▸ **What is asked**
Print every line unchanged, starting with the first line and stopping after the line that contains "x-tick-label: 0 xyxy=(145,791,158,813)".
>> begin Data lines
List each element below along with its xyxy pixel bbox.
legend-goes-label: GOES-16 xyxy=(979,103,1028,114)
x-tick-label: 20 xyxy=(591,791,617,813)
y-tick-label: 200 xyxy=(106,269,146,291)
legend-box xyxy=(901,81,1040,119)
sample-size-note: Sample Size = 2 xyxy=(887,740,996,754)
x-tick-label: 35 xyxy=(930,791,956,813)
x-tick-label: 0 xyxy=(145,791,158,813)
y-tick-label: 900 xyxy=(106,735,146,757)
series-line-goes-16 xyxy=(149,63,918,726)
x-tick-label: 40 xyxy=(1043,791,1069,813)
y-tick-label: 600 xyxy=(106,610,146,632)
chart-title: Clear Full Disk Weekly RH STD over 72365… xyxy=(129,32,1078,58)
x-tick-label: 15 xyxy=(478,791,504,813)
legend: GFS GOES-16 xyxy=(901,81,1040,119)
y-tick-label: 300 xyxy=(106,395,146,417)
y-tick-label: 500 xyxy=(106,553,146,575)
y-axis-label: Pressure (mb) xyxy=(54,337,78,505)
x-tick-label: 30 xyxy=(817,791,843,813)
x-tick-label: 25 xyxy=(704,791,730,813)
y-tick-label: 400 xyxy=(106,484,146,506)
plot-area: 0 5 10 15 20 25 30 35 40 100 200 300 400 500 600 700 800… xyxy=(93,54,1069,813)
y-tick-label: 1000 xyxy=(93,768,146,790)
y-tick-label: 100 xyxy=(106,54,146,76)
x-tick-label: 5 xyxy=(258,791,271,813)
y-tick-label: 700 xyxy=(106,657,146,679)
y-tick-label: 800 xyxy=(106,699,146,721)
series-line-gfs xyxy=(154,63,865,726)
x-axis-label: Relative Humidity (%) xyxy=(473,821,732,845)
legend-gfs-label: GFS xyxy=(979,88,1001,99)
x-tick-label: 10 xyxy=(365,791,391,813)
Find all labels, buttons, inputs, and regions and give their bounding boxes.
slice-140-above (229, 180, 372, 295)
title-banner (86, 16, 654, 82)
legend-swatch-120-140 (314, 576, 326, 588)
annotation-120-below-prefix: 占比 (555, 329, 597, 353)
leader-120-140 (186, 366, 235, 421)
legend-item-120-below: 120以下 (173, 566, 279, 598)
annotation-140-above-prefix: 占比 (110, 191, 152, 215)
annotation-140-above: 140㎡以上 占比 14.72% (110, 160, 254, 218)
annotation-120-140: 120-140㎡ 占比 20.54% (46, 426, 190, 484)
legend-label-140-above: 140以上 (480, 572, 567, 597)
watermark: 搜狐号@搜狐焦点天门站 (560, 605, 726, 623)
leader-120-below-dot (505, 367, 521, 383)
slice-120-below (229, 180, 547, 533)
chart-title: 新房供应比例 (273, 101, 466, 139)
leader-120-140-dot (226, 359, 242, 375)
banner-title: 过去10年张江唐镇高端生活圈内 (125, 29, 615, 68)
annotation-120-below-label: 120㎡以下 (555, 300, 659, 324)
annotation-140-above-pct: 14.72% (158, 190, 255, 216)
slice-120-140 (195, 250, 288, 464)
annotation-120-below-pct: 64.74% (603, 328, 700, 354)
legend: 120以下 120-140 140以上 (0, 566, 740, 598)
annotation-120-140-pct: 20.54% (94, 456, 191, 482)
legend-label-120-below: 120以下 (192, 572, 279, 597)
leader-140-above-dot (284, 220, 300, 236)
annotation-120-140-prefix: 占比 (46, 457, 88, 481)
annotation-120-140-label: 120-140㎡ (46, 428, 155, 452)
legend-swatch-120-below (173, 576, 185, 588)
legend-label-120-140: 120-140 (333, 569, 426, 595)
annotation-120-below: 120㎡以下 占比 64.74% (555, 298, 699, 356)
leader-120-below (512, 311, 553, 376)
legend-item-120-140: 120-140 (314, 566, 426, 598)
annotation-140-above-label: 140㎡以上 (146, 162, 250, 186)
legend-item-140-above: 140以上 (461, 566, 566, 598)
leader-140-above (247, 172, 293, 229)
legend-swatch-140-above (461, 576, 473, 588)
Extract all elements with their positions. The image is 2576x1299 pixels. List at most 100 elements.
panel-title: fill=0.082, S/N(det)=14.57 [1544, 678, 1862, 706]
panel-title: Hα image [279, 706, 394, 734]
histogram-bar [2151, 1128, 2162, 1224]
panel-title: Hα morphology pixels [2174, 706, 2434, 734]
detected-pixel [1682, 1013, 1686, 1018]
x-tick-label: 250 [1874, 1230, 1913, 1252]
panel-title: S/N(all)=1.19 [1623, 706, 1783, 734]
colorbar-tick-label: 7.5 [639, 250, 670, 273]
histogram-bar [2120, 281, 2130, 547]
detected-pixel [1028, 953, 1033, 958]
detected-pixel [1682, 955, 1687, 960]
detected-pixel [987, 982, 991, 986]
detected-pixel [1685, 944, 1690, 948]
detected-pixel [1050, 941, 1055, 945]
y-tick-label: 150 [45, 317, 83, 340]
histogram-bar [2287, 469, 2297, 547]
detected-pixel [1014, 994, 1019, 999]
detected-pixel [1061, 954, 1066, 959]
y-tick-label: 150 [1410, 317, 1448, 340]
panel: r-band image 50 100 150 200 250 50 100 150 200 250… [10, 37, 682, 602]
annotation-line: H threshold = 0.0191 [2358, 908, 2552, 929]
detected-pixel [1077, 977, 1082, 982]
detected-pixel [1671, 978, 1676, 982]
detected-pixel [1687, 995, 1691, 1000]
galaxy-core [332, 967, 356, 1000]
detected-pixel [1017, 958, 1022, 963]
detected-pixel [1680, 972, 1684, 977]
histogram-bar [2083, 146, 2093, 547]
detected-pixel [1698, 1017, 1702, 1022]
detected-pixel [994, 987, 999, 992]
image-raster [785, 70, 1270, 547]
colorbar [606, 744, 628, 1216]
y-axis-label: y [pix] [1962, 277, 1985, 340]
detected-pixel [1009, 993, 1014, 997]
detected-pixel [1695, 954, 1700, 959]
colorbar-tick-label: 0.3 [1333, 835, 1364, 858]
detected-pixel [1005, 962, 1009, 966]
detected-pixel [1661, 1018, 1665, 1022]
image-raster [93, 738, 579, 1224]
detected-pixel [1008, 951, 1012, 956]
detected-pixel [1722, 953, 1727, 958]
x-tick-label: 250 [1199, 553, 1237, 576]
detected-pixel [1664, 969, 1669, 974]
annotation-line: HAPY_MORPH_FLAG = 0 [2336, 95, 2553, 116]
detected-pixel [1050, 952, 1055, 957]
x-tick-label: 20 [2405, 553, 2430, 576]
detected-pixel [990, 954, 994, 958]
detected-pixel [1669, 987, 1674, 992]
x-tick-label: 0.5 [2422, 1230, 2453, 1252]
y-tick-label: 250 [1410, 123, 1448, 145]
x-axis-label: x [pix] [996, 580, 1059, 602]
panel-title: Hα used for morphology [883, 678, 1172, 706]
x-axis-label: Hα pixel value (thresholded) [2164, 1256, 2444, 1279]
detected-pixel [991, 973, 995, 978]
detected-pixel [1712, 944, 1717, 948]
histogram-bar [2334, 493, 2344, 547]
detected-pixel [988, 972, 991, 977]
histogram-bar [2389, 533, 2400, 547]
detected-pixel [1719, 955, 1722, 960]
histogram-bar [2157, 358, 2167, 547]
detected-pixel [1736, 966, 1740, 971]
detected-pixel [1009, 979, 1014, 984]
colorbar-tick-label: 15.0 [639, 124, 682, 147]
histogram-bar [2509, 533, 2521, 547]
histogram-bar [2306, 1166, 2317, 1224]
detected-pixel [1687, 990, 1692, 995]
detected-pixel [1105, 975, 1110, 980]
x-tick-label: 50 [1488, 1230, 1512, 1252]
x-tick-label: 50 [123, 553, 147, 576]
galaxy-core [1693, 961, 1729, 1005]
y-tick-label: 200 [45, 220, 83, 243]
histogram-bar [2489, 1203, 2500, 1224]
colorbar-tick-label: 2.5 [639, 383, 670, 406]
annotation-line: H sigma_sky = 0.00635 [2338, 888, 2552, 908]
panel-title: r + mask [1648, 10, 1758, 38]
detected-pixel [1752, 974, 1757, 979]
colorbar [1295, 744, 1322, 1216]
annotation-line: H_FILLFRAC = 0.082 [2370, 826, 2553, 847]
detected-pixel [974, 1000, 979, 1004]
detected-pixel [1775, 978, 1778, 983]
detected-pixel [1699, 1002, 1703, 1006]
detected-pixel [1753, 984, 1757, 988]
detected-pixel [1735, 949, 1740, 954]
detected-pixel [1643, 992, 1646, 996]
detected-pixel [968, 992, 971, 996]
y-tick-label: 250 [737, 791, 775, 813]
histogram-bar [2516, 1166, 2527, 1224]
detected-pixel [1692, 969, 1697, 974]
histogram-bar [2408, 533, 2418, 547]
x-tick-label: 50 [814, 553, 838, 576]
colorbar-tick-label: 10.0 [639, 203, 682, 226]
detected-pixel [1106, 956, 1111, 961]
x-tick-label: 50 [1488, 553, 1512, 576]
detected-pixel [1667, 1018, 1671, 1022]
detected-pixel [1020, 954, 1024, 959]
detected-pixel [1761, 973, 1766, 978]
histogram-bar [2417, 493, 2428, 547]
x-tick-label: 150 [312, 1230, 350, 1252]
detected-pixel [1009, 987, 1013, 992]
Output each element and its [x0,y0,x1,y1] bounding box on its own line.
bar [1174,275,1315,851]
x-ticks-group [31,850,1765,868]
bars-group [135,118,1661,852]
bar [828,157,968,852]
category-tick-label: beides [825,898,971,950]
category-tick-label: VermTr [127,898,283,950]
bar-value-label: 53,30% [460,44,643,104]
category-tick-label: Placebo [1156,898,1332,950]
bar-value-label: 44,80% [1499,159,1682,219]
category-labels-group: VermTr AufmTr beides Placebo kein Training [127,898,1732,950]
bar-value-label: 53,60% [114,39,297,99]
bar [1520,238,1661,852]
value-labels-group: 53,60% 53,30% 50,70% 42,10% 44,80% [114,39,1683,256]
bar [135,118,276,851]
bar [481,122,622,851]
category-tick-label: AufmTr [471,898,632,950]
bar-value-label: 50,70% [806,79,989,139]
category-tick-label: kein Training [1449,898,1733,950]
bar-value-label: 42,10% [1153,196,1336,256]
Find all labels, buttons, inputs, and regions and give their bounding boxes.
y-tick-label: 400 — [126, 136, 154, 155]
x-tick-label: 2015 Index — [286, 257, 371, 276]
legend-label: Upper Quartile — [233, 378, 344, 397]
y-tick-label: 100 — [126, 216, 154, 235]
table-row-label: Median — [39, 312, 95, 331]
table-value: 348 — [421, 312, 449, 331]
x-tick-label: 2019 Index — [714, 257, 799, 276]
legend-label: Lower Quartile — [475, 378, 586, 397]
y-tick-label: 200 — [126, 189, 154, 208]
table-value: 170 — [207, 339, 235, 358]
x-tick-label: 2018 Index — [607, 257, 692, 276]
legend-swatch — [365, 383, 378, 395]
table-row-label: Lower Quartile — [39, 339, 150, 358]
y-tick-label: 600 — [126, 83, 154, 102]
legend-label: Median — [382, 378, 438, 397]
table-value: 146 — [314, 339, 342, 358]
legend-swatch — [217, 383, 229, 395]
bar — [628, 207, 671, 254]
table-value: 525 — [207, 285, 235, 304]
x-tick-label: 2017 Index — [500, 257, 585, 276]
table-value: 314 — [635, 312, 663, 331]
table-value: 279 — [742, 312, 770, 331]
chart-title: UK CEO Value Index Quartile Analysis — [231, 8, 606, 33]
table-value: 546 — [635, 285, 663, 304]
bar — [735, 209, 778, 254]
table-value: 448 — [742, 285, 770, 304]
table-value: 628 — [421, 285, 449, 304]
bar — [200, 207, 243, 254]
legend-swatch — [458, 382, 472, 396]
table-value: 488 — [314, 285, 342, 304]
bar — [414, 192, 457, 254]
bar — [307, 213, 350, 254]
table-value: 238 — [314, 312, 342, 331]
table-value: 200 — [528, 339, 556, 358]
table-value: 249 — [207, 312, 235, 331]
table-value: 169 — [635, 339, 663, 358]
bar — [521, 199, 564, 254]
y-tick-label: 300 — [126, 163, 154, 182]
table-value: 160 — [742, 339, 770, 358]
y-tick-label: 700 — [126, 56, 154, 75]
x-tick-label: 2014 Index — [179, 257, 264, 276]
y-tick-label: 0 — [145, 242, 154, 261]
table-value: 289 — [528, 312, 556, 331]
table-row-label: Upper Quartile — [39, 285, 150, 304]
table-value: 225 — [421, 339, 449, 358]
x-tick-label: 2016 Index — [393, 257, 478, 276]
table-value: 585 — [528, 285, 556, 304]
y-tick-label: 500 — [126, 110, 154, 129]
>> end Data lines
▸ **Response to the exercise**
List each element below along with its xyxy pixel bbox.
legend-goes-label: GOES-16 xyxy=(979,103,1028,114)
x-tick-label: 20 xyxy=(591,791,617,813)
y-tick-label: 200 xyxy=(106,269,146,291)
legend-box xyxy=(901,81,1040,119)
sample-size-note: Sample Size = 2 xyxy=(887,740,996,754)
x-tick-label: 35 xyxy=(930,791,956,813)
x-tick-label: 0 xyxy=(145,791,158,813)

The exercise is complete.